_Data entries_:
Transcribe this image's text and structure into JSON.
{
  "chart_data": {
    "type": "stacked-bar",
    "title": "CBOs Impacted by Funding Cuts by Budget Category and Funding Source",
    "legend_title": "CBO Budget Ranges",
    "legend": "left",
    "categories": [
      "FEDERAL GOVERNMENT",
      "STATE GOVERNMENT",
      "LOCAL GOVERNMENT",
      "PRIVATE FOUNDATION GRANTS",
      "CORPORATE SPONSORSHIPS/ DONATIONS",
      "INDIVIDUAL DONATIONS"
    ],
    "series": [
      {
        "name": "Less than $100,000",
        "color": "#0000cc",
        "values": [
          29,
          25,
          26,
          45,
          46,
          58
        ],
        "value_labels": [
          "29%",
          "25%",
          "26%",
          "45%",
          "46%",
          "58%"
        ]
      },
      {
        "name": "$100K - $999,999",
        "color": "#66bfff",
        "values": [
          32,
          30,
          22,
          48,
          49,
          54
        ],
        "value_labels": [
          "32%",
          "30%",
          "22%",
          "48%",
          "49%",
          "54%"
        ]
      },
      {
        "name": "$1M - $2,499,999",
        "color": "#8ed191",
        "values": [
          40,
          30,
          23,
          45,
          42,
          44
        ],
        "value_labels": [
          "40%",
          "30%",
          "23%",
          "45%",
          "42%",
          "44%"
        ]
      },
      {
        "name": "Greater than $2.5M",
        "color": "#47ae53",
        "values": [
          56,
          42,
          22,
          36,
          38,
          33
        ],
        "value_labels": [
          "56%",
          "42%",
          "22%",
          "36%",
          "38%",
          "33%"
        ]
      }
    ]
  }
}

_Written request_: Write out the material from the first line to the last, exactly.

_Solution for this problem_:
Transcribe this image's text and structure into JSON.
{
  "chart_data": {
    "type": "stacked-bar",
    "title": "CBOs Impacted by Funding Cuts by Budget Category and Funding Source",
    "legend_title": "CBO Budget Ranges",
    "legend": "left",
    "categories": [
      "FEDERAL GOVERNMENT",
      "STATE GOVERNMENT",
      "LOCAL GOVERNMENT",
      "PRIVATE FOUNDATION GRANTS",
      "CORPORATE SPONSORSHIPS/ DONATIONS",
      "INDIVIDUAL DONATIONS"
    ],
    "series": [
      {
        "name": "Less than $100,000",
        "color": "#0000cc",
        "values": [
          29,
          25,
          26,
          45,
          46,
          58
        ],
        "value_labels": [
          "29%",
          "25%",
          "26%",
          "45%",
          "46%",
          "58%"
        ]
      },
      {
        "name": "$100K - $999,999",
        "color": "#66bfff",
        "values": [
          32,
          30,
          22,
          48,
          49,
          54
        ],
        "value_labels": [
          "32%",
          "30%",
          "22%",
          "48%",
          "49%",
          "54%"
        ]
      },
      {
        "name": "$1M - $2,499,999",
        "color": "#8ed191",
        "values": [
          40,
          30,
          23,
          45,
          42,
          44
        ],
        "value_labels": [
          "40%",
          "30%",
          "23%",
          "45%",
          "42%",
          "44%"
        ]
      },
      {
        "name": "Greater than $2.5M",
        "color": "#47ae53",
        "values": [
          56,
          42,
          22,
          36,
          38,
          33
        ],
        "value_labels": [
          "56%",
          "42%",
          "22%",
          "36%",
          "38%",
          "33%"
        ]
      }
    ]
  }
}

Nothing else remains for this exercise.